DATA LISTING
• • •
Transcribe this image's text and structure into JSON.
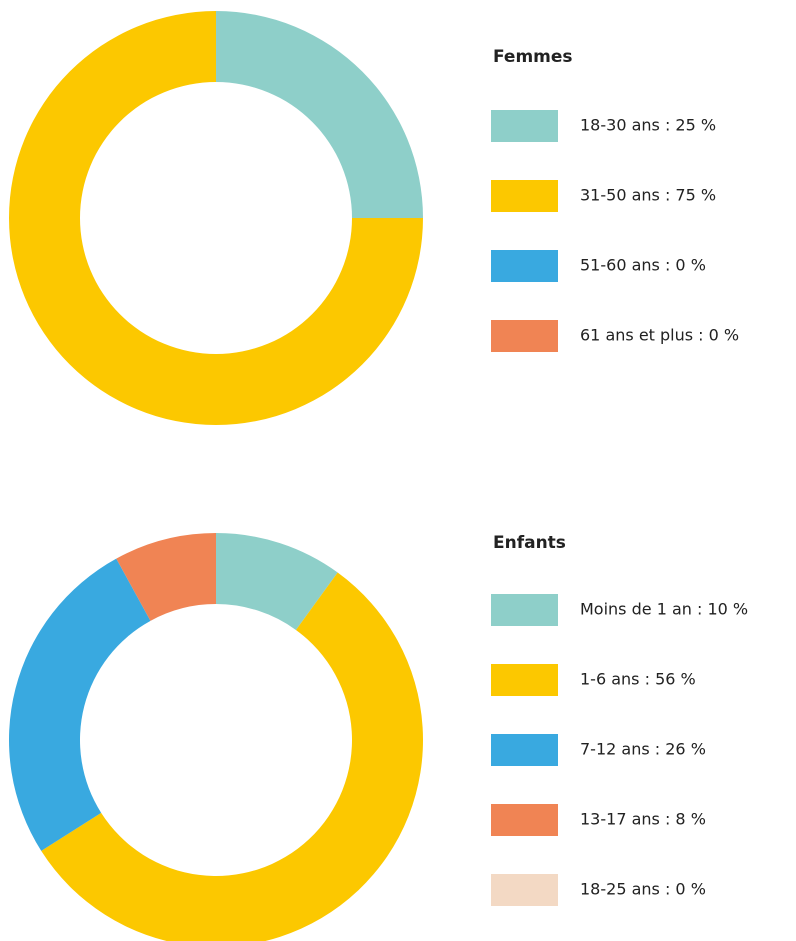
{
  "chart_data": [
    {
      "type": "donut",
      "title": "Femmes",
      "values": [
        25,
        75,
        0,
        0
      ],
      "value_labels": [
        "18-30 ans : 25 %",
        "31-50 ans : 75 %",
        "51-60 ans : 0 %",
        "61 ans et plus : 0 %"
      ],
      "colors": [
        "#8ecfc9",
        "#fcc800",
        "#39a9e0",
        "#f08454"
      ]
    },
    {
      "type": "donut",
      "title": "Enfants",
      "values": [
        10,
        56,
        26,
        8,
        0
      ],
      "value_labels": [
        "Moins de 1 an : 10 %",
        "1-6 ans : 56 %",
        "7-12 ans : 26 %",
        "13-17 ans : 8 %",
        "18-25 ans : 0 %"
      ],
      "colors": [
        "#8ecfc9",
        "#fcc800",
        "#39a9e0",
        "#f08454",
        "#f3d9c4"
      ]
    }
  ]
}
• • •
EXERCISE AIM
Exactly reproduce the entries above, minus the pictures.

FULL SOLUTION
Transcribe this image's text and structure into JSON.
{
  "chart_data": [
    {
      "type": "donut",
      "title": "Femmes",
      "values": [
        25,
        75,
        0,
        0
      ],
      "value_labels": [
        "18-30 ans : 25 %",
        "31-50 ans : 75 %",
        "51-60 ans : 0 %",
        "61 ans et plus : 0 %"
      ],
      "colors": [
        "#8ecfc9",
        "#fcc800",
        "#39a9e0",
        "#f08454"
      ]
    },
    {
      "type": "donut",
      "title": "Enfants",
      "values": [
        10,
        56,
        26,
        8,
        0
      ],
      "value_labels": [
        "Moins de 1 an : 10 %",
        "1-6 ans : 56 %",
        "7-12 ans : 26 %",
        "13-17 ans : 8 %",
        "18-25 ans : 0 %"
      ],
      "colors": [
        "#8ecfc9",
        "#fcc800",
        "#39a9e0",
        "#f08454",
        "#f3d9c4"
      ]
    }
  ]
}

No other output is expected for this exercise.